Collected data entries
--------------------------------------------------
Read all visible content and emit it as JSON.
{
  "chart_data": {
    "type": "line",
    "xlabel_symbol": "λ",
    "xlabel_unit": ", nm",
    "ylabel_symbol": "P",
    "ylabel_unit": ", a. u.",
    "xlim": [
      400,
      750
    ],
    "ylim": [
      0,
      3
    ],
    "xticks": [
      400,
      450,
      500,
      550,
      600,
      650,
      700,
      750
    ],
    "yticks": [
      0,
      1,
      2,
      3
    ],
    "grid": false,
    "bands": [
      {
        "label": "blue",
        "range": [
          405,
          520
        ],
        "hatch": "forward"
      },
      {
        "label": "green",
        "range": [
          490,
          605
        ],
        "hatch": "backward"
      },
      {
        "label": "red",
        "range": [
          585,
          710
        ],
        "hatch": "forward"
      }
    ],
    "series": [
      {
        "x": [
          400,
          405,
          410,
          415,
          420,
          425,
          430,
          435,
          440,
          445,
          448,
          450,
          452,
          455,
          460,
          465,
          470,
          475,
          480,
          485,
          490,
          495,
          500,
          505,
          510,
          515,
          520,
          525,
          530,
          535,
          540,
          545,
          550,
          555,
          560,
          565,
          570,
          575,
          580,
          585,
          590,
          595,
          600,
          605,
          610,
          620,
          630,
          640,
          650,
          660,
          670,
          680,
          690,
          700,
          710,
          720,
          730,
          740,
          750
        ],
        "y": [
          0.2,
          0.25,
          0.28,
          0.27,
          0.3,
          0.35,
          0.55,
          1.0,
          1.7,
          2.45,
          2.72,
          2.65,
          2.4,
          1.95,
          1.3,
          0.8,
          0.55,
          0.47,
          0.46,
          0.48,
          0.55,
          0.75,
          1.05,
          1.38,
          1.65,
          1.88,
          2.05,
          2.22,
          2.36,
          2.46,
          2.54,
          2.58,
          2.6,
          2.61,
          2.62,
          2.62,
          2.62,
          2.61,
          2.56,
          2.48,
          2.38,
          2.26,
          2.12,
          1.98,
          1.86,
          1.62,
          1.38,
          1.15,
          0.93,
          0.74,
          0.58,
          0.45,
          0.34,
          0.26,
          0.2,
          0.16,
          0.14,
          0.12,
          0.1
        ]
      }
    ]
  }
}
--------------------------------------------------
> [SHORT TASK]:
Repeat the records above exactly, leaving none out.

> [TASK ANSWER]:
Read all visible content and emit it as JSON.
{
  "chart_data": {
    "type": "line",
    "xlabel_symbol": "λ",
    "xlabel_unit": ", nm",
    "ylabel_symbol": "P",
    "ylabel_unit": ", a. u.",
    "xlim": [
      400,
      750
    ],
    "ylim": [
      0,
      3
    ],
    "xticks": [
      400,
      450,
      500,
      550,
      600,
      650,
      700,
      750
    ],
    "yticks": [
      0,
      1,
      2,
      3
    ],
    "grid": false,
    "bands": [
      {
        "label": "blue",
        "range": [
          405,
          520
        ],
        "hatch": "forward"
      },
      {
        "label": "green",
        "range": [
          490,
          605
        ],
        "hatch": "backward"
      },
      {
        "label": "red",
        "range": [
          585,
          710
        ],
        "hatch": "forward"
      }
    ],
    "series": [
      {
        "x": [
          400,
          405,
          410,
          415,
          420,
          425,
          430,
          435,
          440,
          445,
          448,
          450,
          452,
          455,
          460,
          465,
          470,
          475,
          480,
          485,
          490,
          495,
          500,
          505,
          510,
          515,
          520,
          525,
          530,
          535,
          540,
          545,
          550,
          555,
          560,
          565,
          570,
          575,
          580,
          585,
          590,
          595,
          600,
          605,
          610,
          620,
          630,
          640,
          650,
          660,
          670,
          680,
          690,
          700,
          710,
          720,
          730,
          740,
          750
        ],
        "y": [
          0.2,
          0.25,
          0.28,
          0.27,
          0.3,
          0.35,
          0.55,
          1.0,
          1.7,
          2.45,
          2.72,
          2.65,
          2.4,
          1.95,
          1.3,
          0.8,
          0.55,
          0.47,
          0.46,
          0.48,
          0.55,
          0.75,
          1.05,
          1.38,
          1.65,
          1.88,
          2.05,
          2.22,
          2.36,
          2.46,
          2.54,
          2.58,
          2.6,
          2.61,
          2.62,
          2.62,
          2.62,
          2.61,
          2.56,
          2.48,
          2.38,
          2.26,
          2.12,
          1.98,
          1.86,
          1.62,
          1.38,
          1.15,
          0.93,
          0.74,
          0.58,
          0.45,
          0.34,
          0.26,
          0.2,
          0.16,
          0.14,
          0.12,
          0.1
        ]
      }
    ]
  }
}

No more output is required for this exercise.